TASK INSTRUCTIONS: Search the records for the word "الخط" and pick out every line that has it.

Records from a dataset:
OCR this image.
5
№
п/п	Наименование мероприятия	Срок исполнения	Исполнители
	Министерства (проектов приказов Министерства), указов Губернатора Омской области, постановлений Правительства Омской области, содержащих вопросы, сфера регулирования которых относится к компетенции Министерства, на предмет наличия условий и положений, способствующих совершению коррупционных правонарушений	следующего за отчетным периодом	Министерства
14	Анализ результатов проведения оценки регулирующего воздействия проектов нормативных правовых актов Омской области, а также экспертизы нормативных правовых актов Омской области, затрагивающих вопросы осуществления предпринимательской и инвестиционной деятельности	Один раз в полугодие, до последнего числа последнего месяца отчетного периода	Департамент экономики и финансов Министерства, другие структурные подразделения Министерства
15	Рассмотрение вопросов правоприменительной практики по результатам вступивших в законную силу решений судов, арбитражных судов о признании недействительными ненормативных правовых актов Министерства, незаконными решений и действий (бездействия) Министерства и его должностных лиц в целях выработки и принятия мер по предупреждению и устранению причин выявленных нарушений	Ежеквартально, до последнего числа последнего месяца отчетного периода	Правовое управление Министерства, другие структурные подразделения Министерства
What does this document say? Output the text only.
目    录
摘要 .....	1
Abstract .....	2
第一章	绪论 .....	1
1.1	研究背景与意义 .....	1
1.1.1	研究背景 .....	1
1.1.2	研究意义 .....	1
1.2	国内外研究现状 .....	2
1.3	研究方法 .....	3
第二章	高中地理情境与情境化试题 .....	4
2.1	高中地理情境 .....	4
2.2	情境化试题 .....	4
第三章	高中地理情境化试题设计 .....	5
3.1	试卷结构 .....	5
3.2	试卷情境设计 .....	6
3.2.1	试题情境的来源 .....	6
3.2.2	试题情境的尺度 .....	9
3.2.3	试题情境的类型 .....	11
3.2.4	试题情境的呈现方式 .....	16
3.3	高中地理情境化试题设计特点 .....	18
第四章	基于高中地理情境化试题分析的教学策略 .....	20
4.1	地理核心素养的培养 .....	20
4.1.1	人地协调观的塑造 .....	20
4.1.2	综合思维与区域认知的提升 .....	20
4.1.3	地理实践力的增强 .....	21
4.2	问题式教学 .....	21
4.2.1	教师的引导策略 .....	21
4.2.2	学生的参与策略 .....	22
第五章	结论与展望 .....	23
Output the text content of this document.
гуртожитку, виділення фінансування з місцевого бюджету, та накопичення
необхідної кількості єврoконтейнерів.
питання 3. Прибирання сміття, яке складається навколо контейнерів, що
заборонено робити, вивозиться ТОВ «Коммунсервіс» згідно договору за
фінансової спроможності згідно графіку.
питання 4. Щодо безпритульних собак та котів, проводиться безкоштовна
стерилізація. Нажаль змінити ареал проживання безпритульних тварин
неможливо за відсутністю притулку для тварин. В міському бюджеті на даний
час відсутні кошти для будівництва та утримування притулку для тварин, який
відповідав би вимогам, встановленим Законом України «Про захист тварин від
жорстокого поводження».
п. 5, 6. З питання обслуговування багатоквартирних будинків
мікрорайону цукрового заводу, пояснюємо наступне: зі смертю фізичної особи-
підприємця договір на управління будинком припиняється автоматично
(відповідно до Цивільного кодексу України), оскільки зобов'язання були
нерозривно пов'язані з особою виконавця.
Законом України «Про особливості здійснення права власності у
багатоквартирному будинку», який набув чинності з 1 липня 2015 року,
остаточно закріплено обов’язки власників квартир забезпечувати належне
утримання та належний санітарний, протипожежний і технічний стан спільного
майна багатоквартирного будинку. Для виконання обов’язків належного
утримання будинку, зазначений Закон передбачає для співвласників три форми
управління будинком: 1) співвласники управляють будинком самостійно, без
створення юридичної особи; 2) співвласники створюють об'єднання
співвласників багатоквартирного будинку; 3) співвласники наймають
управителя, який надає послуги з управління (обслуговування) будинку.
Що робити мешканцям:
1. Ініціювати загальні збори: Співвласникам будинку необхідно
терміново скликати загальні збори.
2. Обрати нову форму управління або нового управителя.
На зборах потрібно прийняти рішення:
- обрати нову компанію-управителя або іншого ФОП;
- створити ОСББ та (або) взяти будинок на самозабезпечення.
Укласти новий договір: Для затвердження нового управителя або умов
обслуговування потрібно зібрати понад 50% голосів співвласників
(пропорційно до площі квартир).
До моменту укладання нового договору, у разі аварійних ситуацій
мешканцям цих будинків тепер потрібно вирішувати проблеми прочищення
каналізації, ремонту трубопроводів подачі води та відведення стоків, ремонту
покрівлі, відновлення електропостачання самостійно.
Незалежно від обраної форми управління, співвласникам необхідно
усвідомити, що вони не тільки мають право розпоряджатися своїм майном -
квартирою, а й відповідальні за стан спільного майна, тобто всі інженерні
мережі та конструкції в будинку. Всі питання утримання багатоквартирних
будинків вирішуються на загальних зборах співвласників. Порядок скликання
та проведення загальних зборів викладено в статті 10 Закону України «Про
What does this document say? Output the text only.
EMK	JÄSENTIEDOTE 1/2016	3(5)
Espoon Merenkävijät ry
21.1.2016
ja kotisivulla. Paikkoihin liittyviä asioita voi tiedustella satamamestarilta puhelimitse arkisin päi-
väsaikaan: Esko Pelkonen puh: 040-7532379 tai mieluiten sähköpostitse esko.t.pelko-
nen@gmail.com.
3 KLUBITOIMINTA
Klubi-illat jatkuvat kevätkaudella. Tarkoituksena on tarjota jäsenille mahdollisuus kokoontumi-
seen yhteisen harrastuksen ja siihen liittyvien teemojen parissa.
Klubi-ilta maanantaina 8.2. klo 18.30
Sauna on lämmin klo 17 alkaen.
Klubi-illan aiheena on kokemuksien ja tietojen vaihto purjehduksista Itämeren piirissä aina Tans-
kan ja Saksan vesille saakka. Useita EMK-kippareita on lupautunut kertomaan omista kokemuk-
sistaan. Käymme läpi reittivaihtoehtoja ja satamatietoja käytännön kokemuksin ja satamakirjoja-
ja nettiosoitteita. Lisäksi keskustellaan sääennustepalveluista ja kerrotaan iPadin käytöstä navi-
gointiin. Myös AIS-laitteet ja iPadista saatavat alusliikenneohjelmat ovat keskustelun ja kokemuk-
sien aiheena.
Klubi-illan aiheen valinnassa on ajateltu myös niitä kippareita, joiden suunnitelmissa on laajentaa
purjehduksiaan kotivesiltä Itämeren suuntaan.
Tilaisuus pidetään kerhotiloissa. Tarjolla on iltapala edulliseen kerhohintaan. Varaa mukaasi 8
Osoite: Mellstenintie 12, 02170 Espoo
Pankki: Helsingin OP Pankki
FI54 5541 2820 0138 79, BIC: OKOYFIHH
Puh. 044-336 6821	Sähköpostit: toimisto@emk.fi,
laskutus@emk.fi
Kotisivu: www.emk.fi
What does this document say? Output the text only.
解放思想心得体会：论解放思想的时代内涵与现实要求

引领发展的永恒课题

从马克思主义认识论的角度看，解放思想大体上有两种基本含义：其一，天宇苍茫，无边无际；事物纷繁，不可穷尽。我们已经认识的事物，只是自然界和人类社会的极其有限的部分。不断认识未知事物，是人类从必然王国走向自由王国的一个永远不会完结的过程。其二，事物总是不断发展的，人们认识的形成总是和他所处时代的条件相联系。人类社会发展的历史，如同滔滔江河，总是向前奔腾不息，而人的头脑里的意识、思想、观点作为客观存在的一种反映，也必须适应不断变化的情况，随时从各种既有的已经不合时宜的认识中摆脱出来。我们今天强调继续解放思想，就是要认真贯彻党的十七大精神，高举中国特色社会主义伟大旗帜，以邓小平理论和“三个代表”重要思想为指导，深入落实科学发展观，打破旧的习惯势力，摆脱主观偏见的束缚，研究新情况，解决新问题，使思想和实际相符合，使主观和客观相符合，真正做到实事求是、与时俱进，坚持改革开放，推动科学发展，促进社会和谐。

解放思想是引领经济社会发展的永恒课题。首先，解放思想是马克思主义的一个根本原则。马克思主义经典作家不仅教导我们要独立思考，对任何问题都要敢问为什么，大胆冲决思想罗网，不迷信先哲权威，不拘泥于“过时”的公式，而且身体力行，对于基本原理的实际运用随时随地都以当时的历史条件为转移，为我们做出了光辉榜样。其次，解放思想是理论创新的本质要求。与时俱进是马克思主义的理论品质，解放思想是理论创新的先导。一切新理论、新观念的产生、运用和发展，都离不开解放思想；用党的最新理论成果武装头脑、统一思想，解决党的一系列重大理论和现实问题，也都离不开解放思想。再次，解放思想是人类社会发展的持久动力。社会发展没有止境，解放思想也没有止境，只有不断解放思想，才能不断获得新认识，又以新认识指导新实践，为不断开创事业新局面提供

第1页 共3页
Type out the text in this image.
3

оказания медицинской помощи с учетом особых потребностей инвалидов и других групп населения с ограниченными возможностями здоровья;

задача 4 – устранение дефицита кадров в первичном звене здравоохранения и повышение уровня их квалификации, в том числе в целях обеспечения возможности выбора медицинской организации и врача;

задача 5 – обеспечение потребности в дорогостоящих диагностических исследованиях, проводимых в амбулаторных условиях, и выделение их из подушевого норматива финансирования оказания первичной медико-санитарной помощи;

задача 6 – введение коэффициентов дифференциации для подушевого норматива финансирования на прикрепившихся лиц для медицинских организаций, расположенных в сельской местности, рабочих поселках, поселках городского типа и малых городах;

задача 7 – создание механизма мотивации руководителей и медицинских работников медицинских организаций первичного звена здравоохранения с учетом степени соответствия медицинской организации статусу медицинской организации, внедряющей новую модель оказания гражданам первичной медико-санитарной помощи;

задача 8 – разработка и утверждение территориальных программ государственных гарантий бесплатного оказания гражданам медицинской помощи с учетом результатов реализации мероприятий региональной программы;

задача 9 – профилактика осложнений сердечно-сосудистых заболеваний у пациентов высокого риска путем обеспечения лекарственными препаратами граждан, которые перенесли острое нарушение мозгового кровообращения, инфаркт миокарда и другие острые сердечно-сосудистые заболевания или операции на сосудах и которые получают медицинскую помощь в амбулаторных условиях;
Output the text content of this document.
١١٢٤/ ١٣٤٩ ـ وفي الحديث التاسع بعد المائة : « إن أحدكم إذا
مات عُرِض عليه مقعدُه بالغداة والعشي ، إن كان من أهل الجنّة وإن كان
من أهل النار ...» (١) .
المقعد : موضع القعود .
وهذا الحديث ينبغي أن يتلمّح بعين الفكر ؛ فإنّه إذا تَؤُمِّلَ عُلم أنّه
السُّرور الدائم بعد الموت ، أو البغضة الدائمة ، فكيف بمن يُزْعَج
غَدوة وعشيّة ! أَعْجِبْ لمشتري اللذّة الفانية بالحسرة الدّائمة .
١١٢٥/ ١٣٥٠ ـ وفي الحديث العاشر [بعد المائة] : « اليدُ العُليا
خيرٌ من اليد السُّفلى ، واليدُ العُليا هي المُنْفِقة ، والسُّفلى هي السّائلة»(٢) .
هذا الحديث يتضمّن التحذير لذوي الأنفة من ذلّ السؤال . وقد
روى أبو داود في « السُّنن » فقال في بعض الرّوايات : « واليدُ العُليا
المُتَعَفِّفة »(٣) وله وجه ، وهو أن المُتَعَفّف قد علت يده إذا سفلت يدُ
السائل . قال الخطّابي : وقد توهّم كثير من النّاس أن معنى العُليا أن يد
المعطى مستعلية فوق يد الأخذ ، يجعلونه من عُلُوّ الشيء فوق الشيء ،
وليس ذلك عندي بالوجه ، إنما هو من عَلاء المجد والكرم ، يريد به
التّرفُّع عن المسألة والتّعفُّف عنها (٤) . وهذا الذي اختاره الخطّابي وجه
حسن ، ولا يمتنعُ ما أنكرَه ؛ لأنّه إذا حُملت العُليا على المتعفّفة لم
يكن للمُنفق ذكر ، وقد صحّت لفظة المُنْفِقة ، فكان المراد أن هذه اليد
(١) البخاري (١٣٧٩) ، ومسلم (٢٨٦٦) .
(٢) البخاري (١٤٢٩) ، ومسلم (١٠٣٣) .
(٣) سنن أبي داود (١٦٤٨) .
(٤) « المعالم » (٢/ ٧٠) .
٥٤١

WRITTEN REPLY:
السائل . قال الخطّابي : وقد توهّم كثير من النّاس أن معنى العُليا أن يد
التّرفُّع عن المسألة والتّعفُّف عنها (٤) . وهذا الذي اختاره الخطّابي وجه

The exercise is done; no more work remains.